WHAT YOU WILL DO
Write out each line from the data below that includes the word "enim".

GIVEN ENTRIES
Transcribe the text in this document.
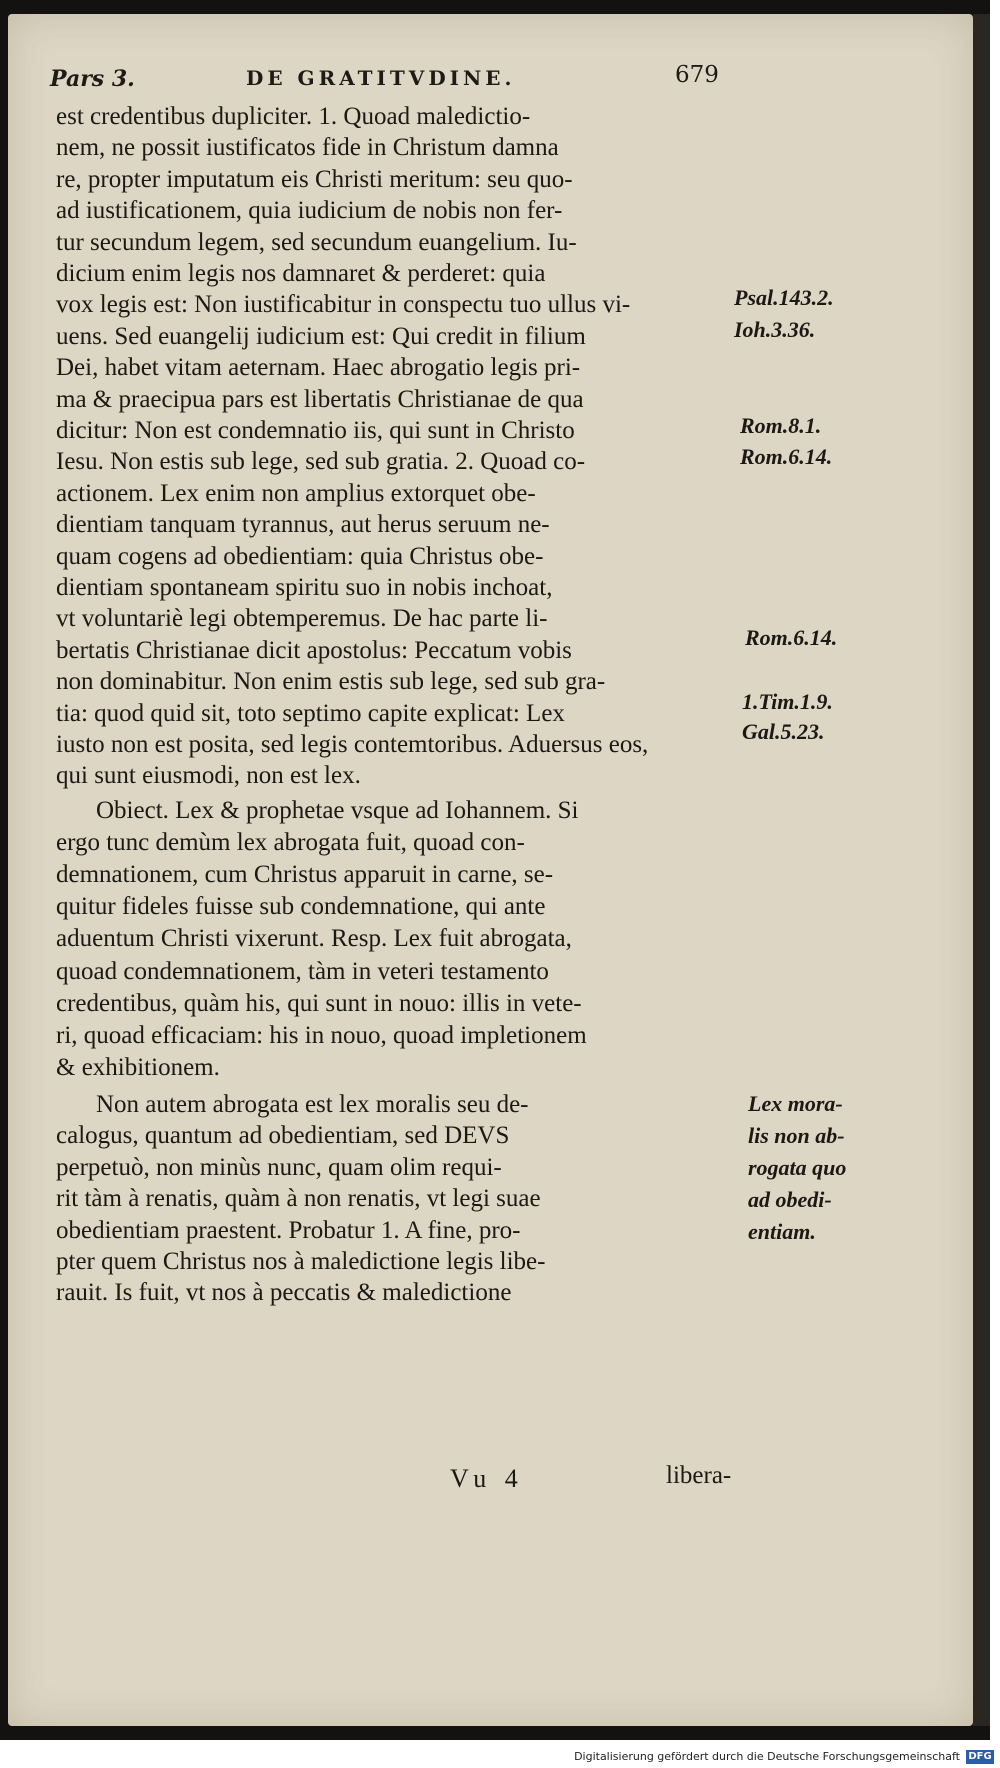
Pars 3.	DE GRATITVDINE.	679
est credentibus dupliciter. 1. Quoad maledictio-
nem, ne possit iustificatos fide in Christum damna
re, propter imputatum eis Christi meritum: seu quo-
ad iustificationem, quia iudicium de nobis non fer-
tur secundum legem, sed secundum euangelium. Iu-
dicium enim legis nos damnaret & perderet: quia
vox legis est: Non iustificabitur in conspectu tuo ullus vi-
uens. Sed euangelij iudicium est: Qui credit in filium
Dei, habet vitam aeternam. Haec abrogatio legis pri-
ma & praecipua pars est libertatis Christianae de qua
dicitur: Non est condemnatio iis, qui sunt in Christo
Iesu. Non estis sub lege, sed sub gratia. 2. Quoad co-
actionem. Lex enim non amplius extorquet obe-
dientiam tanquam tyrannus, aut herus seruum ne-
quam cogens ad obedientiam: quia Christus obe-
dientiam spontaneam spiritu suo in nobis inchoat,
vt voluntariè legi obtemperemus. De hac parte li-
bertatis Christianae dicit apostolus: Peccatum vobis
non dominabitur. Non enim estis sub lege, sed sub gra-
tia: quod quid sit, toto septimo capite explicat: Lex
iusto non est posita, sed legis contemtoribus. Aduersus eos,
qui sunt eiusmodi, non est lex.
Obiect. Lex & prophetae vsque ad Iohannem. Si
ergo tunc demùm lex abrogata fuit, quoad con-
demnationem, cum Christus apparuit in carne, se-
quitur fideles fuisse sub condemnatione, qui ante
aduentum Christi vixerunt. Resp. Lex fuit abrogata,
quoad condemnationem, tàm in veteri testamento
credentibus, quàm his, qui sunt in nouo: illis in vete-
ri, quoad efficaciam: his in nouo, quoad impletionem
& exhibitionem.
Non autem abrogata est lex moralis seu de-
calogus, quantum ad obedientiam, sed DEVS
perpetuò, non minùs nunc, quam olim requi-
rit tàm à renatis, quàm à non renatis, vt legi suae
obedientiam praestent. Probatur 1. A fine, pro-
pter quem Christus nos à maledictione legis libe-
rauit. Is fuit, vt nos à peccatis & maledictione
Psal.143.2.
Ioh.3.36.
Rom.8.1.
Rom.6.14.
Rom.6.14.
1.Tim.1.9.
Gal.5.23.
Lex mora-
lis non ab-
rogata quo
ad obedi-
entiam.
Vu 4	libera-
Digitalisierung gefördert durch die Deutsche Forschungsgemeinschaft DFG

SOLUTION FOR THIS EXERCISE
dicium enim legis nos damnaret & perderet: quia
actionem. Lex enim non amplius extorquet obe-
non dominabitur. Non enim estis sub lege, sed sub gra-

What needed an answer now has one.